* _Exercise description_: Each line below should be quoted exactly, please.

* _Input_:
|---|
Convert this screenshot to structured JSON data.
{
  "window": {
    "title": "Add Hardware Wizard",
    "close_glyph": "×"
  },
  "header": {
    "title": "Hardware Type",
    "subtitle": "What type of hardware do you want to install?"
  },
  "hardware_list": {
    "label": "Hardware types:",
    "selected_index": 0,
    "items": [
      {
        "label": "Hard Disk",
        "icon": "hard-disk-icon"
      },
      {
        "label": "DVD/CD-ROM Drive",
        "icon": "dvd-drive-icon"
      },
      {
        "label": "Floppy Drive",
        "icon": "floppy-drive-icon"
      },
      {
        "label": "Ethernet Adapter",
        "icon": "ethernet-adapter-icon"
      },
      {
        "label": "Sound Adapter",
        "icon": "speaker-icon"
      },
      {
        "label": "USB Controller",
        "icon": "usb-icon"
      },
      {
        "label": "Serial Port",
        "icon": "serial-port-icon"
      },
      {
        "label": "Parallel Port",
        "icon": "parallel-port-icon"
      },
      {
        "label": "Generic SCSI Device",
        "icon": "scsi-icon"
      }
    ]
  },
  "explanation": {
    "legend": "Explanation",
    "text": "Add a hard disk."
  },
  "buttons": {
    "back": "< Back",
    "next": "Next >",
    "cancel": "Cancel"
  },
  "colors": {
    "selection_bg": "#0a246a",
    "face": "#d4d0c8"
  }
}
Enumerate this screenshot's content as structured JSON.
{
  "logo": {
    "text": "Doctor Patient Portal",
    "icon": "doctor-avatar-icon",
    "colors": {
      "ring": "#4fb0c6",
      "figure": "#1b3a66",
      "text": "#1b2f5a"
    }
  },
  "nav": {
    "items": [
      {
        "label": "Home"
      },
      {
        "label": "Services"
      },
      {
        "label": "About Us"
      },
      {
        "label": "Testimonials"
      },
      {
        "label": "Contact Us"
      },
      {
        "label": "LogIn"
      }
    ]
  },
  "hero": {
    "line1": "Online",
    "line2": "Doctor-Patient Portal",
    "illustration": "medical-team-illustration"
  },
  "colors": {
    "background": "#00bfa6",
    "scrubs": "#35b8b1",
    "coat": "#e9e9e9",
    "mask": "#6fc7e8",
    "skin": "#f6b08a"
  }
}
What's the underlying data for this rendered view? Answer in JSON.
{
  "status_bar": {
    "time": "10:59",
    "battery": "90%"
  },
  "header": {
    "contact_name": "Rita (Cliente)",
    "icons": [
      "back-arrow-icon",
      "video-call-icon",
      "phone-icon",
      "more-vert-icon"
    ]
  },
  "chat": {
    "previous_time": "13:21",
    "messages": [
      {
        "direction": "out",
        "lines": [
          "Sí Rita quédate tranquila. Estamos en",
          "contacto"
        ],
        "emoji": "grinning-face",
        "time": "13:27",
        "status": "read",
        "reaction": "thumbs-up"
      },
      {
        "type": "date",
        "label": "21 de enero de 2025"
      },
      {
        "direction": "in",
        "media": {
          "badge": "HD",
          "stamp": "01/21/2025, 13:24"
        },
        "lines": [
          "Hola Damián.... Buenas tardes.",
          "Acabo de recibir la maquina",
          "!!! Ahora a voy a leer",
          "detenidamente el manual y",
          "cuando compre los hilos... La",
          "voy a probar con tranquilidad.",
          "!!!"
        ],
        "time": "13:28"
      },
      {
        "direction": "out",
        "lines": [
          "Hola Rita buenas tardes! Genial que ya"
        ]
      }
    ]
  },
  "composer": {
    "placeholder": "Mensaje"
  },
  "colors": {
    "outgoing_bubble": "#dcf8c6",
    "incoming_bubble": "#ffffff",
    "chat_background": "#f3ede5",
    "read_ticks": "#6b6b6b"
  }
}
|---|
* _Correct output_:
Convert this screenshot to structured JSON data.
{
  "window": {
    "title": "Add Hardware Wizard",
    "close_glyph": "×"
  },
  "header": {
    "title": "Hardware Type",
    "subtitle": "What type of hardware do you want to install?"
  },
  "hardware_list": {
    "label": "Hardware types:",
    "selected_index": 0,
    "items": [
      {
        "label": "Hard Disk",
        "icon": "hard-disk-icon"
      },
      {
        "label": "DVD/CD-ROM Drive",
        "icon": "dvd-drive-icon"
      },
      {
        "label": "Floppy Drive",
        "icon": "floppy-drive-icon"
      },
      {
        "label": "Ethernet Adapter",
        "icon": "ethernet-adapter-icon"
      },
      {
        "label": "Sound Adapter",
        "icon": "speaker-icon"
      },
      {
        "label": "USB Controller",
        "icon": "usb-icon"
      },
      {
        "label": "Serial Port",
        "icon": "serial-port-icon"
      },
      {
        "label": "Parallel Port",
        "icon": "parallel-port-icon"
      },
      {
        "label": "Generic SCSI Device",
        "icon": "scsi-icon"
      }
    ]
  },
  "explanation": {
    "legend": "Explanation",
    "text": "Add a hard disk."
  },
  "buttons": {
    "back": "< Back",
    "next": "Next >",
    "cancel": "Cancel"
  },
  "colors": {
    "selection_bg": "#0a246a",
    "face": "#d4d0c8"
  }
}
Enumerate this screenshot's content as structured JSON.
{
  "logo": {
    "text": "Doctor Patient Portal",
    "icon": "doctor-avatar-icon",
    "colors": {
      "ring": "#4fb0c6",
      "figure": "#1b3a66",
      "text": "#1b2f5a"
    }
  },
  "nav": {
    "items": [
      {
        "label": "Home"
      },
      {
        "label": "Services"
      },
      {
        "label": "About Us"
      },
      {
        "label": "Testimonials"
      },
      {
        "label": "Contact Us"
      },
      {
        "label": "LogIn"
      }
    ]
  },
  "hero": {
    "line1": "Online",
    "line2": "Doctor-Patient Portal",
    "illustration": "medical-team-illustration"
  },
  "colors": {
    "background": "#00bfa6",
    "scrubs": "#35b8b1",
    "coat": "#e9e9e9",
    "mask": "#6fc7e8",
    "skin": "#f6b08a"
  }
}
What's the underlying data for this rendered view? Answer in JSON.
{
  "status_bar": {
    "time": "10:59",
    "battery": "90%"
  },
  "header": {
    "contact_name": "Rita (Cliente)",
    "icons": [
      "back-arrow-icon",
      "video-call-icon",
      "phone-icon",
      "more-vert-icon"
    ]
  },
  "chat": {
    "previous_time": "13:21",
    "messages": [
      {
        "direction": "out",
        "lines": [
          "Sí Rita quédate tranquila. Estamos en",
          "contacto"
        ],
        "emoji": "grinning-face",
        "time": "13:27",
        "status": "read",
        "reaction": "thumbs-up"
      },
      {
        "type": "date",
        "label": "21 de enero de 2025"
      },
      {
        "direction": "in",
        "media": {
          "badge": "HD",
          "stamp": "01/21/2025, 13:24"
        },
        "lines": [
          "Hola Damián.... Buenas tardes.",
          "Acabo de recibir la maquina",
          "!!! Ahora a voy a leer",
          "detenidamente el manual y",
          "cuando compre los hilos... La",
          "voy a probar con tranquilidad.",
          "!!!"
        ],
        "time": "13:28"
      },
      {
        "direction": "out",
        "lines": [
          "Hola Rita buenas tardes! Genial que ya"
        ]
      }
    ]
  },
  "composer": {
    "placeholder": "Mensaje"
  },
  "colors": {
    "outgoing_bubble": "#dcf8c6",
    "incoming_bubble": "#ffffff",
    "chat_background": "#f3ede5",
    "read_ticks": "#6b6b6b"
  }
}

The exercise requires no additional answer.